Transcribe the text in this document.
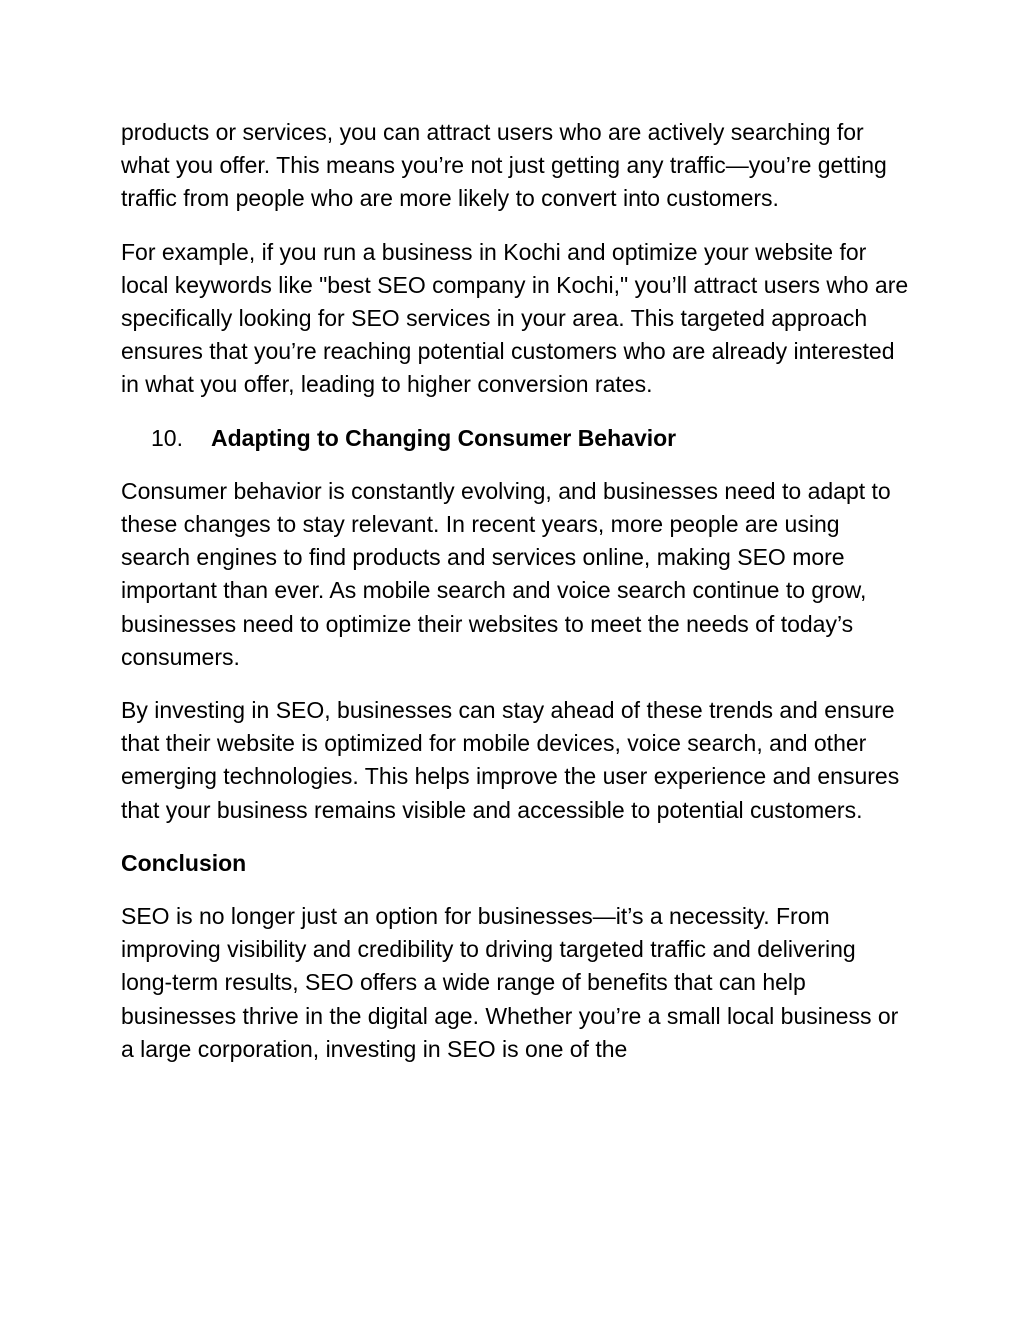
products or services, you can attract users who are actively searching for what you offer. This means you’re not just getting any traffic—you’re getting traffic from people who are more likely to convert into customers.

For example, if you run a business in Kochi and optimize your website for local keywords like "best SEO company in Kochi," you’ll attract users who are specifically looking for SEO services in your area. This targeted approach ensures that you’re reaching potential customers who are already interested in what you offer, leading to higher conversion rates.

10.	Adapting to Changing Consumer Behavior

Consumer behavior is constantly evolving, and businesses need to adapt to these changes to stay relevant. In recent years, more people are using search engines to find products and services online, making SEO more important than ever. As mobile search and voice search continue to grow, businesses need to optimize their websites to meet the needs of today’s consumers.

By investing in SEO, businesses can stay ahead of these trends and ensure that their website is optimized for mobile devices, voice search, and other emerging technologies. This helps improve the user experience and ensures that your business remains visible and accessible to potential customers.

Conclusion

SEO is no longer just an option for businesses—it’s a necessity. From improving visibility and credibility to driving targeted traffic and delivering long-term results, SEO offers a wide range of benefits that can help businesses thrive in the digital age. Whether you’re a small local business or a large corporation, investing in SEO is one of the
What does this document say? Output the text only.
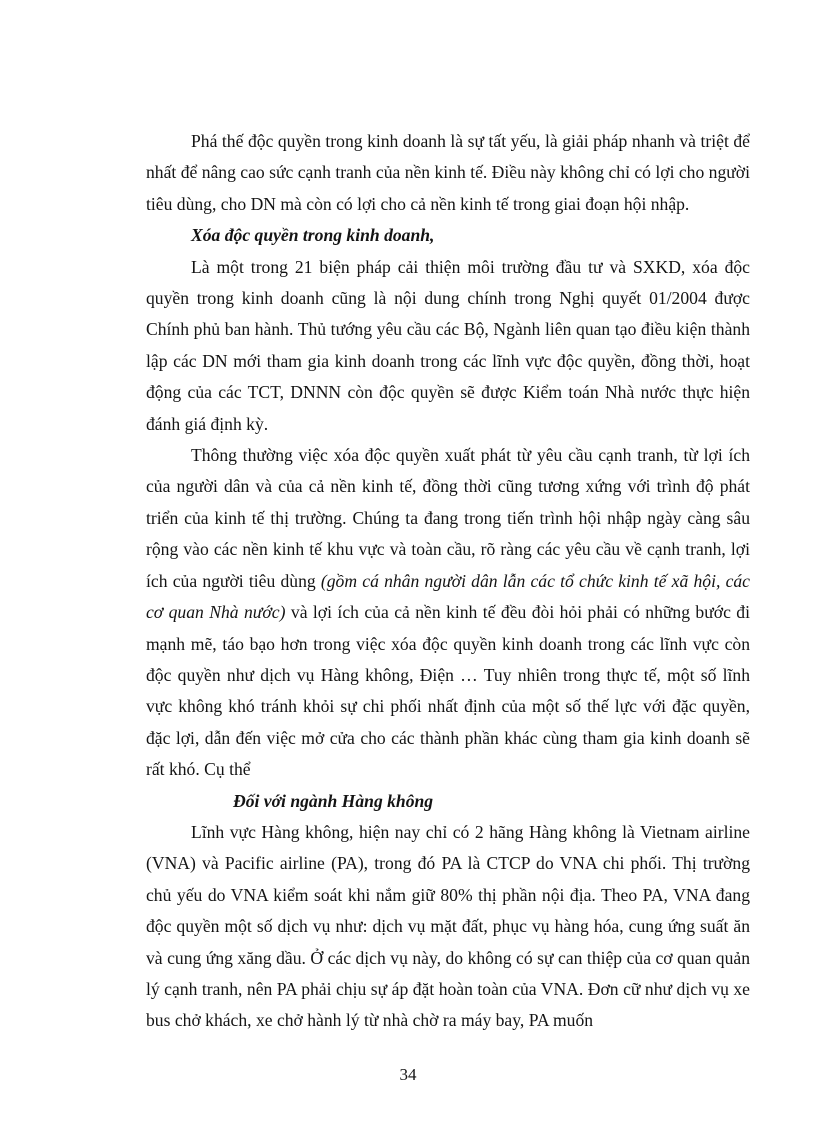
Phá thế độc quyền trong kinh doanh là sự tất yếu, là giải pháp nhanh và triệt để nhất để nâng cao sức cạnh tranh của nền kinh tế. Điều này không chỉ có lợi cho người tiêu dùng, cho DN mà còn có lợi cho cả nền kinh tế trong giai đoạn hội nhập.

Xóa độc quyền trong kinh doanh,

Là một trong 21 biện pháp cải thiện môi trường đầu tư và SXKD, xóa độc quyền trong kinh doanh cũng là nội dung chính trong Nghị quyết 01/2004 được Chính phủ ban hành. Thủ tướng yêu cầu các Bộ, Ngành liên quan tạo điều kiện thành lập các DN mới tham gia kinh doanh trong các lĩnh vực độc quyền, đồng thời, hoạt động của các TCT, DNNN còn độc quyền sẽ được Kiểm toán Nhà nước thực hiện đánh giá định kỳ.

Thông thường việc xóa độc quyền xuất phát từ yêu cầu cạnh tranh, từ lợi ích của người dân và của cả nền kinh tế, đồng thời cũng tương xứng với trình độ phát triển của kinh tế thị trường. Chúng ta đang trong tiến trình hội nhập ngày càng sâu rộng vào các nền kinh tế khu vực và toàn cầu, rõ ràng các yêu cầu về cạnh tranh, lợi ích của người tiêu dùng (gồm cá nhân người dân lẫn các tổ chức kinh tế xã hội, các cơ quan Nhà nước) và lợi ích của cả nền kinh tế đều đòi hỏi phải có những bước đi mạnh mẽ, táo bạo hơn trong việc xóa độc quyền kinh doanh trong các lĩnh vực còn độc quyền như dịch vụ Hàng không, Điện … Tuy nhiên trong thực tế, một số lĩnh vực không khó tránh khỏi sự chi phối nhất định của một số thế lực với đặc quyền, đặc lợi, dẫn đến việc mở cửa cho các thành phần khác cùng tham gia kinh doanh sẽ rất khó. Cụ thể

Đối với ngành Hàng không

Lĩnh vực Hàng không, hiện nay chỉ có 2 hãng Hàng không là Vietnam airline (VNA) và Pacific airline (PA), trong đó PA là CTCP do VNA chi phối. Thị trường chủ yếu do VNA kiểm soát khi nắm giữ 80% thị phần nội địa. Theo PA, VNA đang độc quyền một số dịch vụ như: dịch vụ mặt đất, phục vụ hàng hóa, cung ứng suất ăn và cung ứng xăng dầu. Ở các dịch vụ này, do không có sự can thiệp của cơ quan quản lý cạnh tranh, nên PA phải chịu sự áp đặt hoàn toàn của VNA. Đơn cữ như dịch vụ xe bus chở khách, xe chở hành lý từ nhà chờ ra máy bay, PA muốn

34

WHAT TO WORK ON
Repeat the lines above exactly, and keep every picture out.

THE ANSWER
Transcribe the text in this document.
products or services, you can attract users who are actively searching for what you offer. This means you’re not just getting any traffic—you’re getting traffic from people who are more likely to convert into customers.

For example, if you run a business in Kochi and optimize your website for local keywords like "best SEO company in Kochi," you’ll attract users who are specifically looking for SEO services in your area. This targeted approach ensures that you’re reaching potential customers who are already interested in what you offer, leading to higher conversion rates.

10.	Adapting to Changing Consumer Behavior

Consumer behavior is constantly evolving, and businesses need to adapt to these changes to stay relevant. In recent years, more people are using search engines to find products and services online, making SEO more important than ever. As mobile search and voice search continue to grow, businesses need to optimize their websites to meet the needs of today’s consumers.

By investing in SEO, businesses can stay ahead of these trends and ensure that their website is optimized for mobile devices, voice search, and other emerging technologies. This helps improve the user experience and ensures that your business remains visible and accessible to potential customers.

Conclusion

SEO is no longer just an option for businesses—it’s a necessity. From improving visibility and credibility to driving targeted traffic and delivering long-term results, SEO offers a wide range of benefits that can help businesses thrive in the digital age. Whether you’re a small local business or a large corporation, investing in SEO is one of the
What does this document say? Output the text only.
Phá thế độc quyền trong kinh doanh là sự tất yếu, là giải pháp nhanh và triệt để nhất để nâng cao sức cạnh tranh của nền kinh tế. Điều này không chỉ có lợi cho người tiêu dùng, cho DN mà còn có lợi cho cả nền kinh tế trong giai đoạn hội nhập.

Xóa độc quyền trong kinh doanh,

Là một trong 21 biện pháp cải thiện môi trường đầu tư và SXKD, xóa độc quyền trong kinh doanh cũng là nội dung chính trong Nghị quyết 01/2004 được Chính phủ ban hành. Thủ tướng yêu cầu các Bộ, Ngành liên quan tạo điều kiện thành lập các DN mới tham gia kinh doanh trong các lĩnh vực độc quyền, đồng thời, hoạt động của các TCT, DNNN còn độc quyền sẽ được Kiểm toán Nhà nước thực hiện đánh giá định kỳ.

Thông thường việc xóa độc quyền xuất phát từ yêu cầu cạnh tranh, từ lợi ích của người dân và của cả nền kinh tế, đồng thời cũng tương xứng với trình độ phát triển của kinh tế thị trường. Chúng ta đang trong tiến trình hội nhập ngày càng sâu rộng vào các nền kinh tế khu vực và toàn cầu, rõ ràng các yêu cầu về cạnh tranh, lợi ích của người tiêu dùng (gồm cá nhân người dân lẫn các tổ chức kinh tế xã hội, các cơ quan Nhà nước) và lợi ích của cả nền kinh tế đều đòi hỏi phải có những bước đi mạnh mẽ, táo bạo hơn trong việc xóa độc quyền kinh doanh trong các lĩnh vực còn độc quyền như dịch vụ Hàng không, Điện … Tuy nhiên trong thực tế, một số lĩnh vực không khó tránh khỏi sự chi phối nhất định của một số thế lực với đặc quyền, đặc lợi, dẫn đến việc mở cửa cho các thành phần khác cùng tham gia kinh doanh sẽ rất khó. Cụ thể

Đối với ngành Hàng không

Lĩnh vực Hàng không, hiện nay chỉ có 2 hãng Hàng không là Vietnam airline (VNA) và Pacific airline (PA), trong đó PA là CTCP do VNA chi phối. Thị trường chủ yếu do VNA kiểm soát khi nắm giữ 80% thị phần nội địa. Theo PA, VNA đang độc quyền một số dịch vụ như: dịch vụ mặt đất, phục vụ hàng hóa, cung ứng suất ăn và cung ứng xăng dầu. Ở các dịch vụ này, do không có sự can thiệp của cơ quan quản lý cạnh tranh, nên PA phải chịu sự áp đặt hoàn toàn của VNA. Đơn cữ như dịch vụ xe bus chở khách, xe chở hành lý từ nhà chờ ra máy bay, PA muốn

34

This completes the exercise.